# Available records
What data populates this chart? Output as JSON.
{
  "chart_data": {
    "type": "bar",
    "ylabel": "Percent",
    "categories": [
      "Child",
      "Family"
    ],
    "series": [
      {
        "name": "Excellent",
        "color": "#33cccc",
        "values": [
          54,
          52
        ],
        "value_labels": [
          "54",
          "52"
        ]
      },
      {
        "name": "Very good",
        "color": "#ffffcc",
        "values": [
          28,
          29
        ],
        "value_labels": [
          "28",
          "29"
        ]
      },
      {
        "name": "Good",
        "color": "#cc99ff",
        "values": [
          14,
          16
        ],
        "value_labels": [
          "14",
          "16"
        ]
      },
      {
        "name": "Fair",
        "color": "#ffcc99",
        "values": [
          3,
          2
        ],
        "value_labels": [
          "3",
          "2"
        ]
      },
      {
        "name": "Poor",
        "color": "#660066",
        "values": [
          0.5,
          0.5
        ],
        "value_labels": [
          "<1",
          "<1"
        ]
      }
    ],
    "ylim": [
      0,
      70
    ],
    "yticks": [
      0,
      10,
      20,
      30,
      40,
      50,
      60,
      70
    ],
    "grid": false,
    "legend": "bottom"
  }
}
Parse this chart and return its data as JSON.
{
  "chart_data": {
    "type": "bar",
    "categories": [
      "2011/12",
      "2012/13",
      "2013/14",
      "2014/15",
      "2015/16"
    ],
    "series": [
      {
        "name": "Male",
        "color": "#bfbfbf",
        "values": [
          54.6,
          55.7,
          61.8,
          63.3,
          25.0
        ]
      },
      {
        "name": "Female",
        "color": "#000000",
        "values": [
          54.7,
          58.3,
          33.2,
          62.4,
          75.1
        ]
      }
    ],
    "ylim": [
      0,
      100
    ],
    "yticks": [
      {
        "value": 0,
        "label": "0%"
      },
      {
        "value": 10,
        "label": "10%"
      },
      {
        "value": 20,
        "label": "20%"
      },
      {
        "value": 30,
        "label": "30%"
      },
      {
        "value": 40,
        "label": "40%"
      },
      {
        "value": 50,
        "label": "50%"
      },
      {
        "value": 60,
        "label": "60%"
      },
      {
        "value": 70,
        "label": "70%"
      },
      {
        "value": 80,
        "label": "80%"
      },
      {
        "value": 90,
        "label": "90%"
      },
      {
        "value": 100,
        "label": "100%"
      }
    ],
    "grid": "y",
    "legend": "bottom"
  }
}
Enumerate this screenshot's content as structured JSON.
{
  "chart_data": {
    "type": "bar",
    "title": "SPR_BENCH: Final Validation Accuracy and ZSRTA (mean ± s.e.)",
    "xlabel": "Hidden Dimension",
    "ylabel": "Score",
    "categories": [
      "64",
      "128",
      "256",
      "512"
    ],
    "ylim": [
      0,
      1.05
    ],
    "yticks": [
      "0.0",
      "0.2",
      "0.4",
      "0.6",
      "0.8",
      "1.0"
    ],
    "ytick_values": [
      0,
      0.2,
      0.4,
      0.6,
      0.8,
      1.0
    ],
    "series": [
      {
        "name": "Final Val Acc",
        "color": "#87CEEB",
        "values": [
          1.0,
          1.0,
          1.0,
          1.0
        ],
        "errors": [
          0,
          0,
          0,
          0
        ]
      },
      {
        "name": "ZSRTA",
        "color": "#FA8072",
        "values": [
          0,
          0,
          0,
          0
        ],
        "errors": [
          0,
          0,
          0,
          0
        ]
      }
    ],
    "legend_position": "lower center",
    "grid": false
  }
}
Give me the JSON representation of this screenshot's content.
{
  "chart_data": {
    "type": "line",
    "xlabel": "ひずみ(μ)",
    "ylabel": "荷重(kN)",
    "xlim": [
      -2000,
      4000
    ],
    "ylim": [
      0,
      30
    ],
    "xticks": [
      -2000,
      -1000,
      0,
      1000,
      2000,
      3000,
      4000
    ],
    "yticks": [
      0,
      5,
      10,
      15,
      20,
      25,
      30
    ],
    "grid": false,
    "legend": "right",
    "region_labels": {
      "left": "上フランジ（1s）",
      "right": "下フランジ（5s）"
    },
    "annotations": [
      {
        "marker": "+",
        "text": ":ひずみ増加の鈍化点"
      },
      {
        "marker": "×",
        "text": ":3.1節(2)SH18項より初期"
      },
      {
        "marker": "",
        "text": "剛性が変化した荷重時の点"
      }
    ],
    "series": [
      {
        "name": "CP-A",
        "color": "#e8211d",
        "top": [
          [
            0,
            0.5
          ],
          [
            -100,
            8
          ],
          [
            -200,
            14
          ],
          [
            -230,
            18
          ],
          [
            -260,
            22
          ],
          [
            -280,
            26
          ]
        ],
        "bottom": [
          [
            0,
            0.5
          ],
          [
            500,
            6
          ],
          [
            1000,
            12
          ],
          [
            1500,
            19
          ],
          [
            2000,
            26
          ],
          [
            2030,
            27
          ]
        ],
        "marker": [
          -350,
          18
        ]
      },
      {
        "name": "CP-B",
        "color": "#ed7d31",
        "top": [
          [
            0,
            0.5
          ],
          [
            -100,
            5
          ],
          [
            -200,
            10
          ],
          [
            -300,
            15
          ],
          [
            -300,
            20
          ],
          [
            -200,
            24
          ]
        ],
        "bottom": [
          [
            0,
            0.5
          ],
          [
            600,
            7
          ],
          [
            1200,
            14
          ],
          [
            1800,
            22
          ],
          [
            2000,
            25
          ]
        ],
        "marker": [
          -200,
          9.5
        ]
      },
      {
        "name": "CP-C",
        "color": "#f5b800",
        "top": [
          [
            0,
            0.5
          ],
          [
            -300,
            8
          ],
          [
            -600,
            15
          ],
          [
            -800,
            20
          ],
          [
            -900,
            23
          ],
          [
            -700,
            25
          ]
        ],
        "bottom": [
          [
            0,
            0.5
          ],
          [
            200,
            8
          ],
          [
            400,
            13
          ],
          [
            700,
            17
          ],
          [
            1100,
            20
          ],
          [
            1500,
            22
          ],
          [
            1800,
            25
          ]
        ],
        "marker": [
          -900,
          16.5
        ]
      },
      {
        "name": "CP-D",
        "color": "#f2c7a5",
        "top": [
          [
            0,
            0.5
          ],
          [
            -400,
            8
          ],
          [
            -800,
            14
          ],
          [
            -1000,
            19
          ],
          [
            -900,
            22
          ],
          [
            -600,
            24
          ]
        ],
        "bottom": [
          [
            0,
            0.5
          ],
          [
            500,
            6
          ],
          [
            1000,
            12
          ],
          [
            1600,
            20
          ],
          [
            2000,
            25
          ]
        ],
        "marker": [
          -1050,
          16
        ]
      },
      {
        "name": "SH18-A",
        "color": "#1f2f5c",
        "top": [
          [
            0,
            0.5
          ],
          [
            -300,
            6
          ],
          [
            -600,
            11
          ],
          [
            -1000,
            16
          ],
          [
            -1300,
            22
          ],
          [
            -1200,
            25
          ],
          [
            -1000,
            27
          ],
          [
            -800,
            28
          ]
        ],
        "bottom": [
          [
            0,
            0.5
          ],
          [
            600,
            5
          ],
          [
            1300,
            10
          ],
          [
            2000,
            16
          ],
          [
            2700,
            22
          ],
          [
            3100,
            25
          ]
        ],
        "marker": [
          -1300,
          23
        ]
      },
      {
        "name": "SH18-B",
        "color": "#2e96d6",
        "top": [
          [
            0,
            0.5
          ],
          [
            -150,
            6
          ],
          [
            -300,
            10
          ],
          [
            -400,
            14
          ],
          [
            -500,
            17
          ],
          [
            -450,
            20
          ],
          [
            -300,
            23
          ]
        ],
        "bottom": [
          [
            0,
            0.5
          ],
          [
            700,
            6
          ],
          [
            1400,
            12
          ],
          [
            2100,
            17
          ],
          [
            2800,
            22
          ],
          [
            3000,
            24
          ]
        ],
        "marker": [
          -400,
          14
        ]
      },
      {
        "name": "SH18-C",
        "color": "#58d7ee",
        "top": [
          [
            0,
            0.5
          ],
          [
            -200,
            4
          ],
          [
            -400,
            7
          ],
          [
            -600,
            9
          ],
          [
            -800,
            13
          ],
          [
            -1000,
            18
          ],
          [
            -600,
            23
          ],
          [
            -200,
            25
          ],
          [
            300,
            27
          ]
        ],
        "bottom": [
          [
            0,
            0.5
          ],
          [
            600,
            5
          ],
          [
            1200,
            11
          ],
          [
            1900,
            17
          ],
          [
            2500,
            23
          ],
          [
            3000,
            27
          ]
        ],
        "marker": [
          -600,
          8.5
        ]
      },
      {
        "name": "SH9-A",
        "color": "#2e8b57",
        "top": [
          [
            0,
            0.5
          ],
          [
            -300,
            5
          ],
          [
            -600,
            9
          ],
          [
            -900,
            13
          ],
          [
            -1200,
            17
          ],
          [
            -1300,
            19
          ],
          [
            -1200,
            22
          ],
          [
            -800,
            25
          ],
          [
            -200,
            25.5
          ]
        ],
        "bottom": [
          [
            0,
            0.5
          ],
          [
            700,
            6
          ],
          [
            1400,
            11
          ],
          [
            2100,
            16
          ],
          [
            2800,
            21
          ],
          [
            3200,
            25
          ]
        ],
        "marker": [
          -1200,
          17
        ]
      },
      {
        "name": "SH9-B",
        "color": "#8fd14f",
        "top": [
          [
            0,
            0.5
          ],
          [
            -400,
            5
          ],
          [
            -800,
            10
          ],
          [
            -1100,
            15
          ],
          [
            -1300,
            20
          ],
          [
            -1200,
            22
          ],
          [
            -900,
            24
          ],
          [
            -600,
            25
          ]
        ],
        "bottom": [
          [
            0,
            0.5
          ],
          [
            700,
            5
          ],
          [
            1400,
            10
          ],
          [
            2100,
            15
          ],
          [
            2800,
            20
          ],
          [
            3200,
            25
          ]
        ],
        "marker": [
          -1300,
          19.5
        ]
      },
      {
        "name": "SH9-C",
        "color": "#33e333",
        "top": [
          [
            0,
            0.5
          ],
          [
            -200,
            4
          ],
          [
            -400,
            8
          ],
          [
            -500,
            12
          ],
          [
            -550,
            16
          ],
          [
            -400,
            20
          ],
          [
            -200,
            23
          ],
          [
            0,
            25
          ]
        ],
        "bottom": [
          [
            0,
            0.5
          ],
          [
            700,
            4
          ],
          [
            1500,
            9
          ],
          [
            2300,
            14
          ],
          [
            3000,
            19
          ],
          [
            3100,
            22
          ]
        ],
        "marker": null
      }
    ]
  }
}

# Goal
Pull out the lines above in which the word "content" appears.

# In response
Enumerate this screenshot's content as structured JSON.
Give me the JSON representation of this screenshot's content.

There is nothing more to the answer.